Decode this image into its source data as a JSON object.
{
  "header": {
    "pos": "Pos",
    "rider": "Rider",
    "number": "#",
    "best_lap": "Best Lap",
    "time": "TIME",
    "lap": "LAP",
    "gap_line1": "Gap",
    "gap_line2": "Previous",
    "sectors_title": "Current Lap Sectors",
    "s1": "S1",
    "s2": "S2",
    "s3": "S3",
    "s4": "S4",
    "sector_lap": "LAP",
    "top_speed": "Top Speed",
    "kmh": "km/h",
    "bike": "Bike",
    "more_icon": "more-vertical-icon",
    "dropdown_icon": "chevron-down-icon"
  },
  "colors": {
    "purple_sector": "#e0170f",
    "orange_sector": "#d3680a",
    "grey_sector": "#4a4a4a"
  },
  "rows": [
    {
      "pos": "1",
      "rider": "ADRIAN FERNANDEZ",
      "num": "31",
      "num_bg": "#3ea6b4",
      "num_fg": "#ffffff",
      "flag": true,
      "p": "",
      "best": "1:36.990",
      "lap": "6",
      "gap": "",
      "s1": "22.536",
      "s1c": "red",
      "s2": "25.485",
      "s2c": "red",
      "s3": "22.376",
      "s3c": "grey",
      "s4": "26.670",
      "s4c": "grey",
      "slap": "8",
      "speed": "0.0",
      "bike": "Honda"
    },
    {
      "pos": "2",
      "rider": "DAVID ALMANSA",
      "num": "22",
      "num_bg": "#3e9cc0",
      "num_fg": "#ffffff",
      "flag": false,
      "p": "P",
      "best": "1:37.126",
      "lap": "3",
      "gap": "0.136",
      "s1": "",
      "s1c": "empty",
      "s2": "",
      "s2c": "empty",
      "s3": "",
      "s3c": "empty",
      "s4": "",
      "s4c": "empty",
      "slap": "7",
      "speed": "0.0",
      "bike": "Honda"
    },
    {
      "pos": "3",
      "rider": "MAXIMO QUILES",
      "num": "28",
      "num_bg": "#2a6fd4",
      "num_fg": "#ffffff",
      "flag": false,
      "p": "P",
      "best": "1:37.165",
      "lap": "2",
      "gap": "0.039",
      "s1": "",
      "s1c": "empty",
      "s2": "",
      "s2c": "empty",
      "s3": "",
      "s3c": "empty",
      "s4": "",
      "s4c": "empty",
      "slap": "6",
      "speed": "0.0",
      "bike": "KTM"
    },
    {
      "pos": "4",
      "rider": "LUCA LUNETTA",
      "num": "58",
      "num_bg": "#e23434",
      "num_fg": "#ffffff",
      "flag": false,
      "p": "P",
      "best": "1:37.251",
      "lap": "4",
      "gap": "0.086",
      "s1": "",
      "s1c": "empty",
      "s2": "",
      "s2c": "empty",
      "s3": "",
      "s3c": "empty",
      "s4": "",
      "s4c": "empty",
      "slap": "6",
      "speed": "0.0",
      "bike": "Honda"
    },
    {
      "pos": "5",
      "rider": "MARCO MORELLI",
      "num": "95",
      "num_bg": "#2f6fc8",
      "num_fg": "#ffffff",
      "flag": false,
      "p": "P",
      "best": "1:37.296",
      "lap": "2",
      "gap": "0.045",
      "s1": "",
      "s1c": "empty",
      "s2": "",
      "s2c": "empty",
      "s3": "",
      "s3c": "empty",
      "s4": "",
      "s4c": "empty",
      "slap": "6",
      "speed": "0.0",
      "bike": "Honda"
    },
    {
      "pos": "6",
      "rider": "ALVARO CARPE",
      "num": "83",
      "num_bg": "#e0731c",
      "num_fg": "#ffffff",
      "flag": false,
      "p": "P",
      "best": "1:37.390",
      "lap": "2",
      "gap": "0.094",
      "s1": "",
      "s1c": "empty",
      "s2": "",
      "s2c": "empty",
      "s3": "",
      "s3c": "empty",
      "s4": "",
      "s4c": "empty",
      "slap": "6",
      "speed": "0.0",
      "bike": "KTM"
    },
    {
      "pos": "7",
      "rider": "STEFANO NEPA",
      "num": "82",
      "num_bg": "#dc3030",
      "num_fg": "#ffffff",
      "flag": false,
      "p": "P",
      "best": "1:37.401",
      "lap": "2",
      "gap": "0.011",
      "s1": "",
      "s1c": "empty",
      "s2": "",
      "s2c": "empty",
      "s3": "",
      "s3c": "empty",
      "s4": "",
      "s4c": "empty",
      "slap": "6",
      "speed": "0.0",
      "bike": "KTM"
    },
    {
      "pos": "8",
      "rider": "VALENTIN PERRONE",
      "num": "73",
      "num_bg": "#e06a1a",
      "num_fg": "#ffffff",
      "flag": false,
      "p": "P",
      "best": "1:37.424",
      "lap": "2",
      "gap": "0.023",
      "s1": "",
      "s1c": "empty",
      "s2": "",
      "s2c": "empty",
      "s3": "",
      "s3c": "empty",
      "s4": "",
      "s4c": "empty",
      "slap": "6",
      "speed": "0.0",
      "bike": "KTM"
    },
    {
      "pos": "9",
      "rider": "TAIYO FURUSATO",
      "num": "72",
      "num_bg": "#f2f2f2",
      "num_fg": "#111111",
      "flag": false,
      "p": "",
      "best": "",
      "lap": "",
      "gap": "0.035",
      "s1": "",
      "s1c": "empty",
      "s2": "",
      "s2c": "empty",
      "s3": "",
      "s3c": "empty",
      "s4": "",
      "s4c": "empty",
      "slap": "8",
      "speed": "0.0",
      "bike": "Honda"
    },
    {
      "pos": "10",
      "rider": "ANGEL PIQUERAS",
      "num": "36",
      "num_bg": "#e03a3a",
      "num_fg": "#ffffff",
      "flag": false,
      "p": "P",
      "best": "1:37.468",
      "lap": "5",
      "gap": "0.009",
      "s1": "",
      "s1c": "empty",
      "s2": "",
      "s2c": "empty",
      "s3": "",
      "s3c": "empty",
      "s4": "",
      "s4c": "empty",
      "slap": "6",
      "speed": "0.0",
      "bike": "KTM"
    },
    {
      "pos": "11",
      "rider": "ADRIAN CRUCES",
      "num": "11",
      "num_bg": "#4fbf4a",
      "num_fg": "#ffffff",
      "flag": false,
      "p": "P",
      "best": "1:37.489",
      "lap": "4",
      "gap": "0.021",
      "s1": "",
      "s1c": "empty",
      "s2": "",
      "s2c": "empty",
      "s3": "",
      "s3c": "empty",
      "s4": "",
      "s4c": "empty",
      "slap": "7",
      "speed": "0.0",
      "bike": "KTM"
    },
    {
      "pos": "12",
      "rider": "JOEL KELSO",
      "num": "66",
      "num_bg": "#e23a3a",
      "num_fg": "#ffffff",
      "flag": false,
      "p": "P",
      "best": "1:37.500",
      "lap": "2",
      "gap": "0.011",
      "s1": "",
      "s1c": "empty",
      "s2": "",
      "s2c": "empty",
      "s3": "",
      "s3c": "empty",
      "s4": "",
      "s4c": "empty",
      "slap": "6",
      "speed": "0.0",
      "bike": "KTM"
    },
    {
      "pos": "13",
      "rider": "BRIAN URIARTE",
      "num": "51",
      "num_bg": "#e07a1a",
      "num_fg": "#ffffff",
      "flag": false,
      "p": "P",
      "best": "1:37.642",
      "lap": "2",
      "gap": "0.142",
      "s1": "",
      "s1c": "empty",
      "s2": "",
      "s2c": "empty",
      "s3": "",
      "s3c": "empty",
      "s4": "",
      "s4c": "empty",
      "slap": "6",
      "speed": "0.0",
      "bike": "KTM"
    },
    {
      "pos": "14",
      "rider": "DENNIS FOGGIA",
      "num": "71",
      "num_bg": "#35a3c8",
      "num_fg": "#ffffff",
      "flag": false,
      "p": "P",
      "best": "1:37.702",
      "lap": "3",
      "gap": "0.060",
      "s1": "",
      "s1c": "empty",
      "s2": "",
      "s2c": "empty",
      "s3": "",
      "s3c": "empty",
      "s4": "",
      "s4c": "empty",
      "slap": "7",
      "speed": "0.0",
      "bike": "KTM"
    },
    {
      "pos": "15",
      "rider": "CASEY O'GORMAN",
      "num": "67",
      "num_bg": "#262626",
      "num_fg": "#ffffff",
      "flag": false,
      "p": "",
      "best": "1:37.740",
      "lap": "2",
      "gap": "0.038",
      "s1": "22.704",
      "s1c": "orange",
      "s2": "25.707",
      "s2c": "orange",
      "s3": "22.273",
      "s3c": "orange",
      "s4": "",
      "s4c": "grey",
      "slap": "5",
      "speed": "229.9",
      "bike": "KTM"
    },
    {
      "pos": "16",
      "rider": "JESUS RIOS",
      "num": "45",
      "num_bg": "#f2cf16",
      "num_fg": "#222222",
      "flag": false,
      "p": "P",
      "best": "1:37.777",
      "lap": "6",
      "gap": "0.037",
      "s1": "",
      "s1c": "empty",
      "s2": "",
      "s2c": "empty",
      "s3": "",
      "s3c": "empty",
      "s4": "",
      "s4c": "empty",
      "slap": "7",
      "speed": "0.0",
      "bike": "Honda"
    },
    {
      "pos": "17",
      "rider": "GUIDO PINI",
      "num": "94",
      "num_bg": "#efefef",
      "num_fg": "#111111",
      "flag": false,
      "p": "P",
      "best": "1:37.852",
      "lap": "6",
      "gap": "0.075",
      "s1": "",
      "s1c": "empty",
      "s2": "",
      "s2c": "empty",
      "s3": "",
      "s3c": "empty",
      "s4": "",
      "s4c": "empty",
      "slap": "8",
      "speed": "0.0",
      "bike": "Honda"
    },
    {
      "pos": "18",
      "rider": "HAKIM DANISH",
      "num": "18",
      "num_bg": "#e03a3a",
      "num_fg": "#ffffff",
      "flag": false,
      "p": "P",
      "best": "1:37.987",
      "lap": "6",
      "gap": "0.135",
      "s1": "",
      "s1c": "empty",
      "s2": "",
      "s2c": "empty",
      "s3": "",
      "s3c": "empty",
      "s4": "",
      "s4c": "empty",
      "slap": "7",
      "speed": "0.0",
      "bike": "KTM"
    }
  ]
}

——

JOB:
Locate all lines in the listing above with the word "ADRIAN". Copy them.

TASK RESULT:
      "rider": "ADRIAN FERNANDEZ",
      "rider": "ADRIAN CRUCES",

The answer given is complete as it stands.